**Excerpted passage**

※ ※ ※

The global energy storage industry is poised for takeoff. Storage applications in the field are set to proliferate as costs continue to decline. This dynamic is driven largely by electric-vehicle sales volumes that create economies of scale in the lithium-ion battery supply chain. As a consequence, analysts project breathtaking growth in coming years.
Bullish Forecasts Meet Factors Affecting Growth
Analyst firm GTM recently tallied 1,400 MW and 2,300 MWh of global energy storage projects installed in 2017, and projects that these numbers will soar to 8,600 MW and 21,600 MWh by 2022. Taking a somewhat longer view, Bloomberg New Energy Finance posits numbers of 125,000 MW and 305,000 MWh by 2030, with 70 percent of installations in just eight countries, led by the US and China.
Given the relatively small numbers of installations to date, these forecasts are highly speculative, as they depend on so many shifting dynamics and moving parts. Chief among them are four critical concerns:
- Cost of installed storage. This, in turn, is dependent on the cost of lithium batteries and balance-of-system costs. These costs are affected by the EV market and efficiency of the resulting supply chains.
- Level of global renewable resources deployed, and the degree to which these renewables are combined with, or otherwise supported by, storage.
- State-level policies. These include direct policies like taxes, mandates, and rules that will put storage on solid footing for participation in energy markets, as well as indirect policies like carbon taxes that could bolster renewables and increase the need for storage.

※ ※ ※

**Data shown**
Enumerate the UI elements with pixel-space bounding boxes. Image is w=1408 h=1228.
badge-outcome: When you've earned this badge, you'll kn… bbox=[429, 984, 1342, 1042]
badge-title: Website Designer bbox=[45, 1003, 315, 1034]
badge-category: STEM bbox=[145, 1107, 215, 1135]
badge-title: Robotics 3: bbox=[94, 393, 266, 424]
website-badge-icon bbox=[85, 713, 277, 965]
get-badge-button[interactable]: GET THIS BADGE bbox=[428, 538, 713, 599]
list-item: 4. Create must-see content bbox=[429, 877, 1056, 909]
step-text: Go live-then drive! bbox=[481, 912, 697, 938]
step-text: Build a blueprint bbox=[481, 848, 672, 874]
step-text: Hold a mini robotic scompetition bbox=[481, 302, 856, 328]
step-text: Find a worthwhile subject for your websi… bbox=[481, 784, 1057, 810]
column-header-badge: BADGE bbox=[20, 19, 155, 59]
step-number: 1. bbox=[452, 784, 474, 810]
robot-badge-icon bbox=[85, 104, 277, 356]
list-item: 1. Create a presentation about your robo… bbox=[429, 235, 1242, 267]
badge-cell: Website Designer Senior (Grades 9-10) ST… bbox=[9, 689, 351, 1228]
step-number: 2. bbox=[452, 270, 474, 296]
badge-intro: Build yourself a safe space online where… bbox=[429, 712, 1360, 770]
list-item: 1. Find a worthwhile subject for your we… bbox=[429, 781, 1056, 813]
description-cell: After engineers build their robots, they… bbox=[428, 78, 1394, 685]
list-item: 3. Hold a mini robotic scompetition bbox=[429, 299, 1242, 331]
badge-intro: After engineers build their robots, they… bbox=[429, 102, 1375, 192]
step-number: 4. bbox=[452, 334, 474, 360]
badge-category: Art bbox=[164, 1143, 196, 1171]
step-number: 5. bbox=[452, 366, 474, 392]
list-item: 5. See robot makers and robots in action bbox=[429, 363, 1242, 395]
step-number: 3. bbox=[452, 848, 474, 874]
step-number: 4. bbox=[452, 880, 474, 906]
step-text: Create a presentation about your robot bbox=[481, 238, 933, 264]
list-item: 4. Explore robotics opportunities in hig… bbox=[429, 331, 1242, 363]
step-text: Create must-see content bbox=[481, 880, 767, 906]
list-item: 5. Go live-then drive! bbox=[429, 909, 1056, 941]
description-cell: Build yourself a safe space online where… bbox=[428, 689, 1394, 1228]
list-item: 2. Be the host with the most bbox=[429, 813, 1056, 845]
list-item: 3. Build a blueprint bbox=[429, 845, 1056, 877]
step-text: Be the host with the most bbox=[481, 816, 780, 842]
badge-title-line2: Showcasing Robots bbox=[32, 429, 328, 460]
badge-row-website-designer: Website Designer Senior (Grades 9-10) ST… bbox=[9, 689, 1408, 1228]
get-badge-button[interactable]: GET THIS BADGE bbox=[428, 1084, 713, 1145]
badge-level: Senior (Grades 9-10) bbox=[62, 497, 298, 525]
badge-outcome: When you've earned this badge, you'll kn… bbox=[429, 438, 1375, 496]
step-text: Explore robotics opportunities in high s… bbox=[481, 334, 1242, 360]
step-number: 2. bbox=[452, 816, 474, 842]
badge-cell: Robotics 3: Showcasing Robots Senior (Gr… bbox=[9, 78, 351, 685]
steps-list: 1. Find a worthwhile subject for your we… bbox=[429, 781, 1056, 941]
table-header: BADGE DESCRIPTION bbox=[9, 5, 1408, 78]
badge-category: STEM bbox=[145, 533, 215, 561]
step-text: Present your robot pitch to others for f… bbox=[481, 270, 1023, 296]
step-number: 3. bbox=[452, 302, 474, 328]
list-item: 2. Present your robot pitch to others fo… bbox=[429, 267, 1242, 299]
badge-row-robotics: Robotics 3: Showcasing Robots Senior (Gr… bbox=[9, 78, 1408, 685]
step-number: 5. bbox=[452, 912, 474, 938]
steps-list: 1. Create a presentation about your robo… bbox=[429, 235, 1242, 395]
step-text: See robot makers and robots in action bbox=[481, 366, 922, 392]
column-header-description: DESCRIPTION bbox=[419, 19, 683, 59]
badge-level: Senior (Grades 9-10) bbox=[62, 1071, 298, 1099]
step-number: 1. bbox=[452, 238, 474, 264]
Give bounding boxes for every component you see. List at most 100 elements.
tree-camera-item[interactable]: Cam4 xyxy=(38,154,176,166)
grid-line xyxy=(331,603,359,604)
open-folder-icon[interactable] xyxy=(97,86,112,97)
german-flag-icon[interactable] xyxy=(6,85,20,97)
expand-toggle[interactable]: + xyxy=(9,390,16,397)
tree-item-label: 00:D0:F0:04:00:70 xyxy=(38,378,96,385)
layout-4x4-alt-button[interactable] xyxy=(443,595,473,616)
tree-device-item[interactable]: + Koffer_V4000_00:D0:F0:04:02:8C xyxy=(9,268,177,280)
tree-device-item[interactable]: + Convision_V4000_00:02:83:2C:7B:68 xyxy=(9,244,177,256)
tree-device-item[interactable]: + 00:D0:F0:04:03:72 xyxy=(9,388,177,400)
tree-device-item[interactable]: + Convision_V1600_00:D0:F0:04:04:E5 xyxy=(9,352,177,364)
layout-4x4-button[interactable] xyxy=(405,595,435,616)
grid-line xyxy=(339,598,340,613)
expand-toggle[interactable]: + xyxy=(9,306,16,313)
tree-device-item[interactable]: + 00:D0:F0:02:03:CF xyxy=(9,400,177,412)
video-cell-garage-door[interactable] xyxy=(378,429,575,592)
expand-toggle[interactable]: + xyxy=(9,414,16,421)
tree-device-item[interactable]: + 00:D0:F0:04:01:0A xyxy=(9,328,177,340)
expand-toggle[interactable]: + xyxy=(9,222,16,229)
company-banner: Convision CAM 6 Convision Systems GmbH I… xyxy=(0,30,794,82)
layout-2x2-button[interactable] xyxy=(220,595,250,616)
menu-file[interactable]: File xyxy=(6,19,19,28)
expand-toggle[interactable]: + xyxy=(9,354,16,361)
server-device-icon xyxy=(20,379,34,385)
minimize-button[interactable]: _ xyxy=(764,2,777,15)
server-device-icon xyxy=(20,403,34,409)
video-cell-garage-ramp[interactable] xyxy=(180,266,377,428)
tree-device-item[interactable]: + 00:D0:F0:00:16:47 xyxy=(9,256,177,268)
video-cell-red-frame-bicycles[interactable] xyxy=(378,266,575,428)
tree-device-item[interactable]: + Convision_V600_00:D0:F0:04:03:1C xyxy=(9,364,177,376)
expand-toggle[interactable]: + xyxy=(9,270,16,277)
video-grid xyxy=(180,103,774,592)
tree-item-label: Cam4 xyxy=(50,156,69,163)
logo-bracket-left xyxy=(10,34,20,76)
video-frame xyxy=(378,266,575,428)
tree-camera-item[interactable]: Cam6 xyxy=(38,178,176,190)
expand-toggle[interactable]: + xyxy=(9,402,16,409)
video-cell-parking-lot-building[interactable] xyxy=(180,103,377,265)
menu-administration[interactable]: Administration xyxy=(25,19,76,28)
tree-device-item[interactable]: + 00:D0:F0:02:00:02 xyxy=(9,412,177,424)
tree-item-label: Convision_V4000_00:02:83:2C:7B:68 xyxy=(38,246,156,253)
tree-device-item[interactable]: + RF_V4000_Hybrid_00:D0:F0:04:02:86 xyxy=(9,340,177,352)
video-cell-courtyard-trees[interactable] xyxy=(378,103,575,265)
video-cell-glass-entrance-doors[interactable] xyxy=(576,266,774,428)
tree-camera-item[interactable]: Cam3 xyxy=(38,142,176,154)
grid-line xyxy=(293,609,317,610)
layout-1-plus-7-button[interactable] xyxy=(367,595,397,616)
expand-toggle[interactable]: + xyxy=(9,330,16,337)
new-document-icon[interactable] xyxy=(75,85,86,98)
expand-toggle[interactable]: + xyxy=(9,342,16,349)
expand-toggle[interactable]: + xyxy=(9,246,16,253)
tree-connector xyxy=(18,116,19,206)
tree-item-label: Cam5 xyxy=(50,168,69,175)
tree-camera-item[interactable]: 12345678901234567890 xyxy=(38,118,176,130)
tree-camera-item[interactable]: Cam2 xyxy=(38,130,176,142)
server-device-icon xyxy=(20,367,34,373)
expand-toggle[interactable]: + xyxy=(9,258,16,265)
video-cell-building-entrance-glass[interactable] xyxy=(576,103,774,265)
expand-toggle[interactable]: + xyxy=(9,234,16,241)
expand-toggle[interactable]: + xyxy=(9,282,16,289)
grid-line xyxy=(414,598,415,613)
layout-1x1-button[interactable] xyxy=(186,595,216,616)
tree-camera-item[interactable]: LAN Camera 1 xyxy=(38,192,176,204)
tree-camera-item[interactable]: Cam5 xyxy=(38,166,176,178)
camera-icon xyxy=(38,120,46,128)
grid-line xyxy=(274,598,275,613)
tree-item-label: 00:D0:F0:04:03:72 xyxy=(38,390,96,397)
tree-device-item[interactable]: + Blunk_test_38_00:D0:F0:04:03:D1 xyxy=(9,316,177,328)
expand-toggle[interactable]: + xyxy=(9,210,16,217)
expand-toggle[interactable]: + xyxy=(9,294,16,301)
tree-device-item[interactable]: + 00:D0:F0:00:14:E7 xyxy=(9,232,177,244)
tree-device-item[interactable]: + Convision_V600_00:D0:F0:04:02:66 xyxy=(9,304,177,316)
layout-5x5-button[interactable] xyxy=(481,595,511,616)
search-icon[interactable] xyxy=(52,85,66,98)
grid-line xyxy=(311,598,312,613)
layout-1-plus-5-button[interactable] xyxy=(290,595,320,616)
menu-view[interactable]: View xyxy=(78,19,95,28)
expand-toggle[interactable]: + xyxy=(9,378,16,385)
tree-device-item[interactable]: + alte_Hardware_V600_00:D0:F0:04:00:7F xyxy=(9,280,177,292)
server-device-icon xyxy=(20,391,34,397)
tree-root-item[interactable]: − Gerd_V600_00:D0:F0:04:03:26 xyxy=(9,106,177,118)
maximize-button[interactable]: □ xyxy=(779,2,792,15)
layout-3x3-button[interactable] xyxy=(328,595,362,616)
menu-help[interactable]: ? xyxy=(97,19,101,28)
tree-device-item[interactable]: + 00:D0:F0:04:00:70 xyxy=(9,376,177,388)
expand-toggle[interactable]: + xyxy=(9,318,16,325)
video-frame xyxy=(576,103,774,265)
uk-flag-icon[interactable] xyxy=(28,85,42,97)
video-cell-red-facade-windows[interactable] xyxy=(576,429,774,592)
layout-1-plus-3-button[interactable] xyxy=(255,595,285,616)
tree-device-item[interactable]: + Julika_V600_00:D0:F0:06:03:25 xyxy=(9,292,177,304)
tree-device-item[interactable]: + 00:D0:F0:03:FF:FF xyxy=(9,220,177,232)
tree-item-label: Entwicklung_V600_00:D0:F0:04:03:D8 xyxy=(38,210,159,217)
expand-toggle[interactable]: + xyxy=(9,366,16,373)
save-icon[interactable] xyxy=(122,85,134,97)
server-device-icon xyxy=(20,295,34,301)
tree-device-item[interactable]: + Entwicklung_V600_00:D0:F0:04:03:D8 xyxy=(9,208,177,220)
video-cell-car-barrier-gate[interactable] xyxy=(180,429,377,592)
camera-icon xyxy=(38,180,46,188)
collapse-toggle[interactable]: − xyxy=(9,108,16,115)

※ ※ ※

**The task**
Retype the energy storage text word for word, starting at "Bullish Forecasts Meet" and stopping after "US and China.".

**Finished exercise**
Bullish Forecasts Meet Factors Affecting Growth
Analyst firm GTM recently tallied 1,400 MW and 2,300 MWh of global energy storage projects installed in 2017, and projects that these numbers will soar to 8,600 MW and 21,600 MWh by 2022. Taking a somewhat longer view, Bloomberg New Energy Finance posits numbers of 125,000 MW and 305,000 MWh by 2030, with 70 percent of installations in just eight countries, led by the US and China.